• **Instructions for the task**:
Take every line that has the string "this" and copy it out.

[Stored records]
● ● ● ● ● ● ●

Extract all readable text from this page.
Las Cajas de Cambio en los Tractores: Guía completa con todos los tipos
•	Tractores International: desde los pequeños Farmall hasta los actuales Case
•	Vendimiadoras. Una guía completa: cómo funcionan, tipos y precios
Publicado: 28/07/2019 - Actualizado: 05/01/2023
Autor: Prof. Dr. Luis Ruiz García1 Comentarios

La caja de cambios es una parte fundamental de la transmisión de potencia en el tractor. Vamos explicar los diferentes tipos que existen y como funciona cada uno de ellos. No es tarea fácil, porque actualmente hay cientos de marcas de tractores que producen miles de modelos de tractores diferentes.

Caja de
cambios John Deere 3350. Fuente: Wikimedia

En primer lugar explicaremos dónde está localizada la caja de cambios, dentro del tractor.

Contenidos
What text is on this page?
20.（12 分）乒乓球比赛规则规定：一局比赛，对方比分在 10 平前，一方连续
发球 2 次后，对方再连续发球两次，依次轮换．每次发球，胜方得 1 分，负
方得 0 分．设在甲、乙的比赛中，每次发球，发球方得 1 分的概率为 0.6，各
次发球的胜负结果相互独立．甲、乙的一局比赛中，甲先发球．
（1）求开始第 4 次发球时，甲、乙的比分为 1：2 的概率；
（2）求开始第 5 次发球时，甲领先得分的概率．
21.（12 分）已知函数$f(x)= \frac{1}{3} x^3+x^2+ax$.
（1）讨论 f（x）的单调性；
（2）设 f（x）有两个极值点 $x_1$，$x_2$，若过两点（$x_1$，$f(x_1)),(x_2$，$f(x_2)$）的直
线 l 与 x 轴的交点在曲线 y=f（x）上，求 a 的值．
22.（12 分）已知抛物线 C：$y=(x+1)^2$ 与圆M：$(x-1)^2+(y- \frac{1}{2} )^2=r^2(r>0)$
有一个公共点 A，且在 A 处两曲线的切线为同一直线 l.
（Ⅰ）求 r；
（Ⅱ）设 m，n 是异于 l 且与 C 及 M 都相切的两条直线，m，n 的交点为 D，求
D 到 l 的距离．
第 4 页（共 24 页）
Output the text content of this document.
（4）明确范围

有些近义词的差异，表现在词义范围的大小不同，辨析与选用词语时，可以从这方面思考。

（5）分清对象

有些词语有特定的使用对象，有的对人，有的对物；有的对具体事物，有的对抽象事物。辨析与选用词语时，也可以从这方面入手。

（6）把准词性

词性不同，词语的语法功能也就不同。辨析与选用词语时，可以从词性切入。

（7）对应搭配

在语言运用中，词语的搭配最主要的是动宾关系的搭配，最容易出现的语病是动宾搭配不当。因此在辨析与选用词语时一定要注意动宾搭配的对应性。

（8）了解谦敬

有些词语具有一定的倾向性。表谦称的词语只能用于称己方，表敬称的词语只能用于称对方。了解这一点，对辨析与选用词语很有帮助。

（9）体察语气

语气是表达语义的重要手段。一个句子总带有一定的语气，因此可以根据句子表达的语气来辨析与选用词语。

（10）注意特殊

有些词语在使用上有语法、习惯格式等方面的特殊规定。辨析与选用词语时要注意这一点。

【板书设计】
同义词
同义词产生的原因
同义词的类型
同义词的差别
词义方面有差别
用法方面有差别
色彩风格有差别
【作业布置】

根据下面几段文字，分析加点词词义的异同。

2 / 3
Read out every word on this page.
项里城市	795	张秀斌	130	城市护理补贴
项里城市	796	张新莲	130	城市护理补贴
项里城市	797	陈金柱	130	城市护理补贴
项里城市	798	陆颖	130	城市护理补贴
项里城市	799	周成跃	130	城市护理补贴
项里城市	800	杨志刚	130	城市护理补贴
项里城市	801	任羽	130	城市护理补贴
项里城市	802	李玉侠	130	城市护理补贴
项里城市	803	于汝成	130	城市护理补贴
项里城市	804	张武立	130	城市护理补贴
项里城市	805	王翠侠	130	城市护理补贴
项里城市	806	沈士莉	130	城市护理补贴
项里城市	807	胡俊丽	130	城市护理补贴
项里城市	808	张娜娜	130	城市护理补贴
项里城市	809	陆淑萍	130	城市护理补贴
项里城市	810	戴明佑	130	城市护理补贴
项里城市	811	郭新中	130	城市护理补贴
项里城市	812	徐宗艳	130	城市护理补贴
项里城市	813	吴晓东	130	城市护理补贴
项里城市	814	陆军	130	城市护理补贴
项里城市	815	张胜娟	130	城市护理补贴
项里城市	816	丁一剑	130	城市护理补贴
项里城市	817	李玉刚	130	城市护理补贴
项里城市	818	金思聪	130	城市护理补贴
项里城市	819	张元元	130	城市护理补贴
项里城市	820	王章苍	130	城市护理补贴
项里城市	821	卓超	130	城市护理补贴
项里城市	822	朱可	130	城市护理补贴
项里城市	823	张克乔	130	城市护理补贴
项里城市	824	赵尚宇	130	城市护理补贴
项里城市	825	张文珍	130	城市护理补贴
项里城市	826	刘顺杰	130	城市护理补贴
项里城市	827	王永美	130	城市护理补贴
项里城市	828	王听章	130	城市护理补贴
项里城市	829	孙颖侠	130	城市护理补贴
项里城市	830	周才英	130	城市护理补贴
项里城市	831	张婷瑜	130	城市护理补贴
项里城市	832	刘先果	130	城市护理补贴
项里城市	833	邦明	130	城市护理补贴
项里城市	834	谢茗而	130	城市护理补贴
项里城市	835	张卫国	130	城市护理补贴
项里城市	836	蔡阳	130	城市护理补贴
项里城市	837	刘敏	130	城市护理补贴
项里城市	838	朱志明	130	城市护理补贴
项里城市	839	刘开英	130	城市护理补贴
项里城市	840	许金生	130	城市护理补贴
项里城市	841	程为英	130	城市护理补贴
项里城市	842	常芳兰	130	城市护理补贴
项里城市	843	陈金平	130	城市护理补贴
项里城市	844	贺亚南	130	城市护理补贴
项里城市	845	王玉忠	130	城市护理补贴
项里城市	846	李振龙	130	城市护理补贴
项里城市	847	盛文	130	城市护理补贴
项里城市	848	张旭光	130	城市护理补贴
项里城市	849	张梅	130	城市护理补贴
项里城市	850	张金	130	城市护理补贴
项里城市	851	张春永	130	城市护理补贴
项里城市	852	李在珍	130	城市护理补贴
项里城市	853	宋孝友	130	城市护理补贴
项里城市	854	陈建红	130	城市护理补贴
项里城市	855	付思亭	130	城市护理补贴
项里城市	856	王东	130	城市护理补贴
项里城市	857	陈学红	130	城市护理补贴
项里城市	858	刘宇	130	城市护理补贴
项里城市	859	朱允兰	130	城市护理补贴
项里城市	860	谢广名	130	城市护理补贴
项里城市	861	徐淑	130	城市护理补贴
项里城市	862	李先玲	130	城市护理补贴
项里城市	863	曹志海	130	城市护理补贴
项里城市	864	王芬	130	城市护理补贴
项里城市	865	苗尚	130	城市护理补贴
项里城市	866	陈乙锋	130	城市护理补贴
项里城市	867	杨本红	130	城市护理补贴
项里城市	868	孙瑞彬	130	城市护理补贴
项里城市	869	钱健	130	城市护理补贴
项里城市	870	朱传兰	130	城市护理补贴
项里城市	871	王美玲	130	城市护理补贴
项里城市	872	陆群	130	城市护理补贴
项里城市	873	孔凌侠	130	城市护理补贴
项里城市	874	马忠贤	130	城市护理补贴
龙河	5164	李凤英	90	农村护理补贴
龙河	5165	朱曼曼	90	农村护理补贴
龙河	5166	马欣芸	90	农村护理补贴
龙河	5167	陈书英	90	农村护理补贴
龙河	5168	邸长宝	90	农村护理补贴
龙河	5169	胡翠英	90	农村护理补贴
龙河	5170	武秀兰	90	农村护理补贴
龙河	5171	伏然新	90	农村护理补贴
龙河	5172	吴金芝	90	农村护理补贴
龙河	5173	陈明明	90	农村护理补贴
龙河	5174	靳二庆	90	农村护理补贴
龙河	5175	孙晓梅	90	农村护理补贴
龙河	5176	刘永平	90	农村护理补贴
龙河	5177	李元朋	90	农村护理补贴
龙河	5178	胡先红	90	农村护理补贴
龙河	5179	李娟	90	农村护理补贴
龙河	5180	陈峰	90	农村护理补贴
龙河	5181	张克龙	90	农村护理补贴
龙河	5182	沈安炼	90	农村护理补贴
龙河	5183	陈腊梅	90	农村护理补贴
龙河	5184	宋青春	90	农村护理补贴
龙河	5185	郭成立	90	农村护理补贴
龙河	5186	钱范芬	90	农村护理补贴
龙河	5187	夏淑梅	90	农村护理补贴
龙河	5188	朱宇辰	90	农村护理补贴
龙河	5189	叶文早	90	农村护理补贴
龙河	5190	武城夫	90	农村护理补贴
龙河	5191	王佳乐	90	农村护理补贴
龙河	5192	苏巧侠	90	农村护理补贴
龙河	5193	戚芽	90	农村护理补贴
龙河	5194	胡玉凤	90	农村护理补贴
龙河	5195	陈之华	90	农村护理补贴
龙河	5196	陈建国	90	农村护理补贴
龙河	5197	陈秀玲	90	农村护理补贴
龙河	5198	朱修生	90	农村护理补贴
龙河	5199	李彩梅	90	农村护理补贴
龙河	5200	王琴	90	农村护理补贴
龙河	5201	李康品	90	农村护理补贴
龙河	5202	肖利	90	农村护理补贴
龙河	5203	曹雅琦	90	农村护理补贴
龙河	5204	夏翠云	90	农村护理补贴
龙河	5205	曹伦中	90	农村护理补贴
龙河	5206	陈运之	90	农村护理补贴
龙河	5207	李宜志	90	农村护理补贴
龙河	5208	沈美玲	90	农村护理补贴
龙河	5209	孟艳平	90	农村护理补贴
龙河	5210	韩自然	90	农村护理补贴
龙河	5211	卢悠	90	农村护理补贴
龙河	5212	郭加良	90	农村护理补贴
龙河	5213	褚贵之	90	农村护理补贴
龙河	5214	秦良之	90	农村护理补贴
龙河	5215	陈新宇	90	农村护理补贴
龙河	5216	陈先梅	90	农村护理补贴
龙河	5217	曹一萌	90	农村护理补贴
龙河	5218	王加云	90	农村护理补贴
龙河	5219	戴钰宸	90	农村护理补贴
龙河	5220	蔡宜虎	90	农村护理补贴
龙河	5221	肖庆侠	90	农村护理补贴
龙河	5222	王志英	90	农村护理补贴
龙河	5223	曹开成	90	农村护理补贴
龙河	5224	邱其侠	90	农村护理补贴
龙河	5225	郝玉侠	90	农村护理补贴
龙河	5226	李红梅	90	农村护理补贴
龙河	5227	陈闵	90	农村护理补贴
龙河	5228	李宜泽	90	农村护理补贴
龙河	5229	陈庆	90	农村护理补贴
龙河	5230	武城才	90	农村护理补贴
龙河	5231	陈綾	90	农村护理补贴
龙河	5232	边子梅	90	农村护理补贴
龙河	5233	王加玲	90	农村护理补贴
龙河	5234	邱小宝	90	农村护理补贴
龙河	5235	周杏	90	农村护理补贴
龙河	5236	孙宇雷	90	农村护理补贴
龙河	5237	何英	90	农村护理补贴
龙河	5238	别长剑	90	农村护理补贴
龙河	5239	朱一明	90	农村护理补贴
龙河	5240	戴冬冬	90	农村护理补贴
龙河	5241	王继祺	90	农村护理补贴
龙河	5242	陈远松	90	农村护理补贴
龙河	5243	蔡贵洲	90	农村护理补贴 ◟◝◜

● ● ● ● ● ● ●

• **Output of the exercise**:
Extract all readable text from this page.
What text is on this page?
Output the text content of this document.
Read out every word on this page.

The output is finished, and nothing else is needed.